Output nothing but the number of lines that include the word "софинансирования".

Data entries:
# # #
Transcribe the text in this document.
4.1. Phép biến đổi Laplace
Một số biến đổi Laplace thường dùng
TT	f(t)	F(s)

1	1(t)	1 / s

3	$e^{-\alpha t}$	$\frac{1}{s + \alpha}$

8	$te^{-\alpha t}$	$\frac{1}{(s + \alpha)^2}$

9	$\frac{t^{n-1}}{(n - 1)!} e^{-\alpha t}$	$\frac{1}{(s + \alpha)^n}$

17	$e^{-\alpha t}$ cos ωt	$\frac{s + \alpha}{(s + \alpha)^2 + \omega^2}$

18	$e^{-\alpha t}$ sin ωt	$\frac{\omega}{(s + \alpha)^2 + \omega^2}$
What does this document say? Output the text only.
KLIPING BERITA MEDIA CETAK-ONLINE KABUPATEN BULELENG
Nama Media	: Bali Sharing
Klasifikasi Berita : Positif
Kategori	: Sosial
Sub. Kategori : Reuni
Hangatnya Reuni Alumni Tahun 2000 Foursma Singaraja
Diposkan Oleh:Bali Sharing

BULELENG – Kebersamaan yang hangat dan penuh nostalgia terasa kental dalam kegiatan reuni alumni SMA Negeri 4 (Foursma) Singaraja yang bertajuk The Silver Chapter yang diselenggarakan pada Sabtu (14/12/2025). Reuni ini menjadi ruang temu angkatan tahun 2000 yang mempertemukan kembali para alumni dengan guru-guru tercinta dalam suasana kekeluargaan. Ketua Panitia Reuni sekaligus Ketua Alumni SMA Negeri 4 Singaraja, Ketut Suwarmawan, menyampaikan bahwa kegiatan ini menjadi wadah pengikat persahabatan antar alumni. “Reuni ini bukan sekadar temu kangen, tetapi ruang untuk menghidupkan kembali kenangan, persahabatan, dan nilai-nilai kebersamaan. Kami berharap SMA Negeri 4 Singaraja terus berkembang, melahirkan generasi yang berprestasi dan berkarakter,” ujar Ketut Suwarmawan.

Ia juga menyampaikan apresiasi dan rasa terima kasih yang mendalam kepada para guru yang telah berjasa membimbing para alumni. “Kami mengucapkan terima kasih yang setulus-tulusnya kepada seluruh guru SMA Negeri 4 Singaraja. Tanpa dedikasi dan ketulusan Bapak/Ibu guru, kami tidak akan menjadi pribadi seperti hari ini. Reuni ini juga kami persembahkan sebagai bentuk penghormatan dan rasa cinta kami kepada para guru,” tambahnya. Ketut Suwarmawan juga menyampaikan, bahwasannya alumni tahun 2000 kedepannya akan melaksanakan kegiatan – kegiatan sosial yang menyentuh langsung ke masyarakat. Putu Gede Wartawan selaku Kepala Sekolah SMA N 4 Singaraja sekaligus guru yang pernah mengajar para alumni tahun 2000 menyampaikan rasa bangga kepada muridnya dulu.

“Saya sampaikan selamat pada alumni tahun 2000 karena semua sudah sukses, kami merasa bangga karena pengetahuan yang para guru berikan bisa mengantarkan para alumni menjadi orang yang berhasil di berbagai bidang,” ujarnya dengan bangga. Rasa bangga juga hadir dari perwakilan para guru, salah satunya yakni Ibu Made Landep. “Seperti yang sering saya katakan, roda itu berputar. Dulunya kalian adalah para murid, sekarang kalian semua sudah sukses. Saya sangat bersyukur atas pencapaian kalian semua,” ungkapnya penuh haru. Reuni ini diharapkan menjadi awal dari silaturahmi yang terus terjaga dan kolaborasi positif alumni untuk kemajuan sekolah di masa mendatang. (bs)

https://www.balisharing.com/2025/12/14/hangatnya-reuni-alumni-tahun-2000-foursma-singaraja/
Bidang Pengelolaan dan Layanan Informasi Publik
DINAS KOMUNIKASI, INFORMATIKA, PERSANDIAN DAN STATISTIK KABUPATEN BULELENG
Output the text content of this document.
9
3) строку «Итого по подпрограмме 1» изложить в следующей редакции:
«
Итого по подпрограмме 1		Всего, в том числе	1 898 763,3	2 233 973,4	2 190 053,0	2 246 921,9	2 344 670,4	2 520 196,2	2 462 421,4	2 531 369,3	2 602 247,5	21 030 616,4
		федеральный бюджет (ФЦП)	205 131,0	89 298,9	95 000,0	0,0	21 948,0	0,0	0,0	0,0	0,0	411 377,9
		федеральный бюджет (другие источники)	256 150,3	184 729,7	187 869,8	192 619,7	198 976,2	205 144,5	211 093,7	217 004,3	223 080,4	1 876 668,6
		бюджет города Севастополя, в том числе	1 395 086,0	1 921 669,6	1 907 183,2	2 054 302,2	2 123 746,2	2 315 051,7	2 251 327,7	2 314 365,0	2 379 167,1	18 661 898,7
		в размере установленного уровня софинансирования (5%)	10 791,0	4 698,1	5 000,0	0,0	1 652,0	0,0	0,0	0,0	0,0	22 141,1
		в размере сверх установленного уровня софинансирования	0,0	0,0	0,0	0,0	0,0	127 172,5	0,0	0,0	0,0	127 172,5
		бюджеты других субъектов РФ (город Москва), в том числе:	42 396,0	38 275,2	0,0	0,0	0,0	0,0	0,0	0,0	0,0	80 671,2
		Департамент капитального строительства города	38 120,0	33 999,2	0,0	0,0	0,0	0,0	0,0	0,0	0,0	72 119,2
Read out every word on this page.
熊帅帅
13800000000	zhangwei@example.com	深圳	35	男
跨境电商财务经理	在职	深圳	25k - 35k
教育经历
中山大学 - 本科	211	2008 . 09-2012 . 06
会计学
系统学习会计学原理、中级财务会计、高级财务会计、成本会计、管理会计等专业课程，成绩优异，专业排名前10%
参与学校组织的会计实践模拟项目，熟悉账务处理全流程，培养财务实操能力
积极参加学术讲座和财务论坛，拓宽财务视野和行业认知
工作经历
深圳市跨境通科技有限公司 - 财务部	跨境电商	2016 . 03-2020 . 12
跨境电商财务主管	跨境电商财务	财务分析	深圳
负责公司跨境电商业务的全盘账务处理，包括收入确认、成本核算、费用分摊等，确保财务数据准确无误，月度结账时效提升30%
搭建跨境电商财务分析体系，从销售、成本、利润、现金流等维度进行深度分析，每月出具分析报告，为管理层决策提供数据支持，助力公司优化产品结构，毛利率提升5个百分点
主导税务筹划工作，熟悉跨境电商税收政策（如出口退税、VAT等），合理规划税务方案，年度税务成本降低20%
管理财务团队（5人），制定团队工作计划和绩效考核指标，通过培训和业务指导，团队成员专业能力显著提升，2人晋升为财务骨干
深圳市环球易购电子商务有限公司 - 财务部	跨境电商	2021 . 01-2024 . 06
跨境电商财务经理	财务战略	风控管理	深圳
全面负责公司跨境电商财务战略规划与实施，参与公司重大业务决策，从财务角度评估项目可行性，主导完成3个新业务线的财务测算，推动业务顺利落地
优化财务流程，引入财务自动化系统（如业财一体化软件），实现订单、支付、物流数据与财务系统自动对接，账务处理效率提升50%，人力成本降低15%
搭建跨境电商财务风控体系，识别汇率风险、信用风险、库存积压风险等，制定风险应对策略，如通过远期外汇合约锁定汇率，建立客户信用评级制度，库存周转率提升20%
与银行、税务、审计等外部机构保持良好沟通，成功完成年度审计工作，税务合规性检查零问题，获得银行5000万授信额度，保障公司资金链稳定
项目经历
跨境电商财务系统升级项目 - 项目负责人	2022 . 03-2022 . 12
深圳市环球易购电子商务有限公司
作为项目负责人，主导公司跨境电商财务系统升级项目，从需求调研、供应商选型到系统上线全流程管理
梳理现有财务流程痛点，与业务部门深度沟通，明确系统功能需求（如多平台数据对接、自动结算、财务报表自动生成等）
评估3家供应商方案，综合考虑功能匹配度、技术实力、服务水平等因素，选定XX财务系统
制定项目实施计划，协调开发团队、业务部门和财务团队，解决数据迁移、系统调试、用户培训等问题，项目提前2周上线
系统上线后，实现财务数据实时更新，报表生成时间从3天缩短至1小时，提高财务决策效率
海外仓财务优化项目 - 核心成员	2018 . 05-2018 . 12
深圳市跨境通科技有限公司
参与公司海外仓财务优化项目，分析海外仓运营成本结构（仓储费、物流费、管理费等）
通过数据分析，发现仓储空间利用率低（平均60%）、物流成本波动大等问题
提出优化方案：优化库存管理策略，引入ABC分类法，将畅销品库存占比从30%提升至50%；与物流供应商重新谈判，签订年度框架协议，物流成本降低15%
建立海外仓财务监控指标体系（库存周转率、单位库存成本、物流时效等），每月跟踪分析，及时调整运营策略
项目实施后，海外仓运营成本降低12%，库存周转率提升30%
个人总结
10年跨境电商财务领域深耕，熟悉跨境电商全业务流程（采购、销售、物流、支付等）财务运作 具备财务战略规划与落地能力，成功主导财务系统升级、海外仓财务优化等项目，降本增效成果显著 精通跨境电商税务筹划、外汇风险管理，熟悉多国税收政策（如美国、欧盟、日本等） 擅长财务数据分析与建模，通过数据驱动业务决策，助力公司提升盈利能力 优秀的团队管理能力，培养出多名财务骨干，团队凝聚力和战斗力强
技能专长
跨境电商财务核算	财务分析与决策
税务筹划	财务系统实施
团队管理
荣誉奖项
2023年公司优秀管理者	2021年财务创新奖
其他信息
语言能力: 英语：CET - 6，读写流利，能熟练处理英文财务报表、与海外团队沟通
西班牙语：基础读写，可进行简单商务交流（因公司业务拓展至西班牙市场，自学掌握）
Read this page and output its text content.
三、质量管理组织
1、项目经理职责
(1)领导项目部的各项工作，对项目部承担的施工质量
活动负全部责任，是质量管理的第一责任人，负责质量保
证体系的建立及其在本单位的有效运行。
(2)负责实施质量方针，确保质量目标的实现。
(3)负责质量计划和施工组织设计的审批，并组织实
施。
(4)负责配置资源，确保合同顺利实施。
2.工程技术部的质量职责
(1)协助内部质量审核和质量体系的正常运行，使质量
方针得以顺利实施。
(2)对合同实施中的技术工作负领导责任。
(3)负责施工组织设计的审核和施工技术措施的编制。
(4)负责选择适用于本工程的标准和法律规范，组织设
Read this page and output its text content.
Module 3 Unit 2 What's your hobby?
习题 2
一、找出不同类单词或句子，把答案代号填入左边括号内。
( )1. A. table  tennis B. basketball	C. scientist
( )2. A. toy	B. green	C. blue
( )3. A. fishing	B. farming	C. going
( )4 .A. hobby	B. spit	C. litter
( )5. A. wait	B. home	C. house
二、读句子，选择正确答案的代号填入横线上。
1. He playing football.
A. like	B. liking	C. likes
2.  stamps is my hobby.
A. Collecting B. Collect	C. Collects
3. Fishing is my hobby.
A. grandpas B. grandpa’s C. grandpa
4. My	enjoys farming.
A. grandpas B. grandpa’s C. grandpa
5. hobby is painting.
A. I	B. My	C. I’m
# # #
→ Solution for this problem:
2